**Task to carry out:** Show each line from the listing that includes the word "Fields".

**Items:**
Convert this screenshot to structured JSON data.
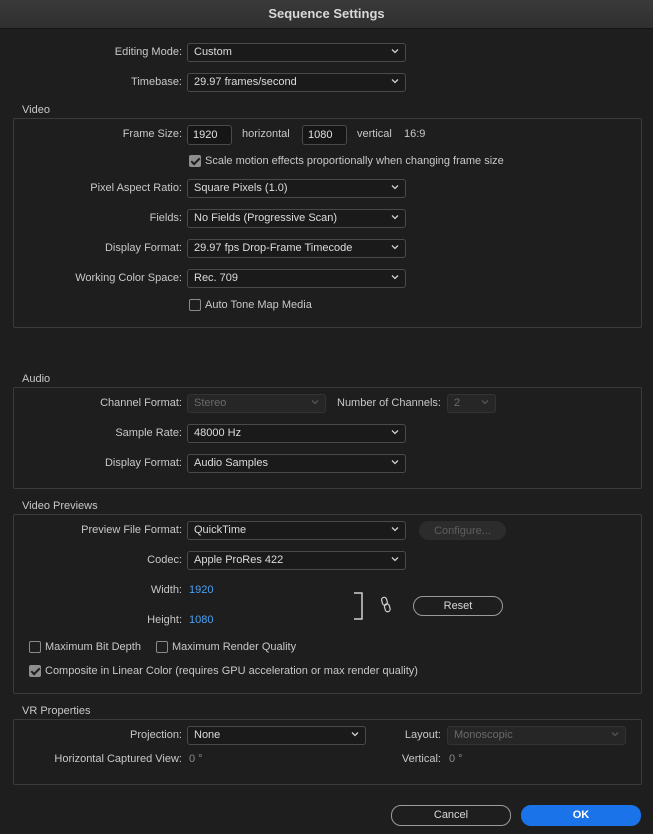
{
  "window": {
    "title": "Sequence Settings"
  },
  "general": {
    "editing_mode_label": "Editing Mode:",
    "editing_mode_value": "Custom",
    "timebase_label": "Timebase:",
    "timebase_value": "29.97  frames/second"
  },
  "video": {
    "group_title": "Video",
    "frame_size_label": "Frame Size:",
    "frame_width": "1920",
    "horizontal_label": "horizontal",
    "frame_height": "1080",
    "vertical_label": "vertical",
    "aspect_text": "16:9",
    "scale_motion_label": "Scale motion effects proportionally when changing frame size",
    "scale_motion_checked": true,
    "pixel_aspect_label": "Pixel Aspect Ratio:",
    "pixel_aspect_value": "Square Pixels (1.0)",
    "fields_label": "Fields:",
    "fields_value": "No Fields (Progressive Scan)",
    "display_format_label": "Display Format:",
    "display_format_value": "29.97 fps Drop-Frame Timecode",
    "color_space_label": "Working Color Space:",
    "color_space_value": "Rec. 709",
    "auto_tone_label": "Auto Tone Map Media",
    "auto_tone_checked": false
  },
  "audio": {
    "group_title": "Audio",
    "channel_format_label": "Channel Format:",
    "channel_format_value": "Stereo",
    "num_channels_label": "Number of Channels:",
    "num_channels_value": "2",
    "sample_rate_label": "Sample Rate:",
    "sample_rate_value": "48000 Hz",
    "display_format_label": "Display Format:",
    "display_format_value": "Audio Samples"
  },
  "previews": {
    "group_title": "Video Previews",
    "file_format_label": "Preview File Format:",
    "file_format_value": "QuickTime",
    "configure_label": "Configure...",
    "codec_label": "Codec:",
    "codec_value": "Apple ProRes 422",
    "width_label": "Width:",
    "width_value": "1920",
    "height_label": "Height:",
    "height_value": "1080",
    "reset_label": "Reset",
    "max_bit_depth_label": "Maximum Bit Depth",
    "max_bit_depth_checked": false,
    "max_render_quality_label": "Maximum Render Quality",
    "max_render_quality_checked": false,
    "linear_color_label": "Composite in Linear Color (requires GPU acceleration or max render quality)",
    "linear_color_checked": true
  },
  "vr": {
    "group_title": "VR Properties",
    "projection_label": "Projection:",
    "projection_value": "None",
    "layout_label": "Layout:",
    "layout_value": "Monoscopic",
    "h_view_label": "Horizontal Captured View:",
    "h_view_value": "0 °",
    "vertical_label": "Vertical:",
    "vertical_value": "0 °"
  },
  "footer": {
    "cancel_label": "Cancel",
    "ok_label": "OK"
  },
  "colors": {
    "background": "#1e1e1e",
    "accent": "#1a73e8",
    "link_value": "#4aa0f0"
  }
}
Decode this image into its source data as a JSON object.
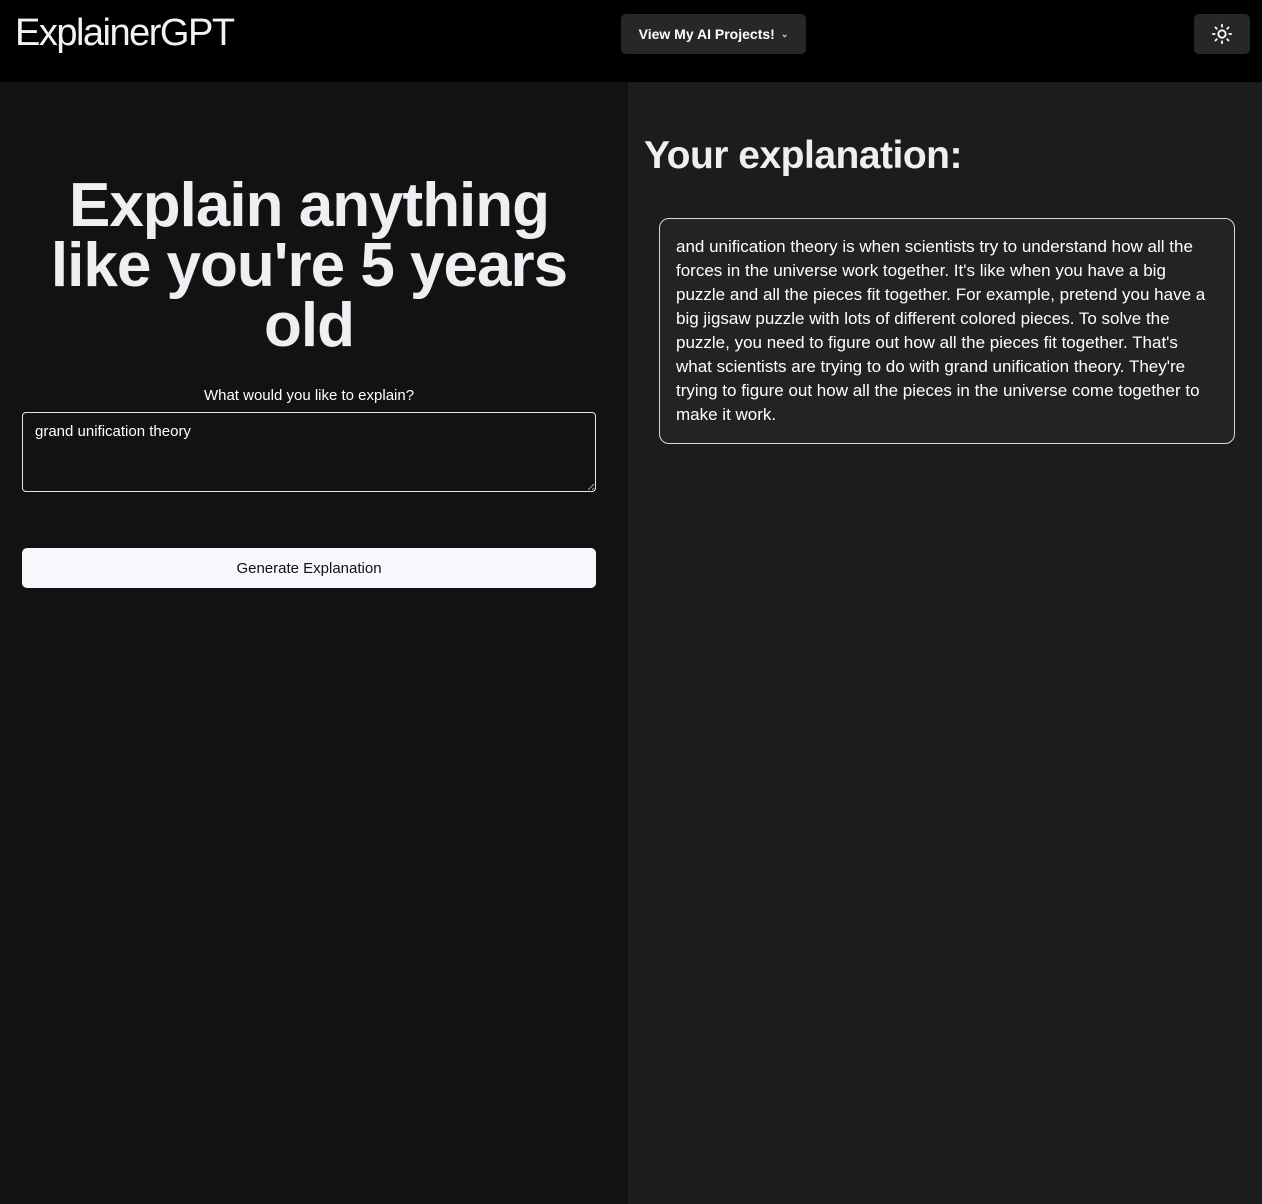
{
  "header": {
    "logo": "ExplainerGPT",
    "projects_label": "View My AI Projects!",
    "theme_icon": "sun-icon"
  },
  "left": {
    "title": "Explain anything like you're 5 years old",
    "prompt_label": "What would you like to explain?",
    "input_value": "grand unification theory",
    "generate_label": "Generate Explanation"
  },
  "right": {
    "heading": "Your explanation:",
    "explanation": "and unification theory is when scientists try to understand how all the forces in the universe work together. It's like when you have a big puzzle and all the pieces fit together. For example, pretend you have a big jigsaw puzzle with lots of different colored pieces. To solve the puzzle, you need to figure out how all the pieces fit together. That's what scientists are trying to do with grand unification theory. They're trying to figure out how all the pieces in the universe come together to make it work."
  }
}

**Solution for this problem:**
    "fields_label": "Fields:",
    "fields_value": "No Fields (Progressive Scan)",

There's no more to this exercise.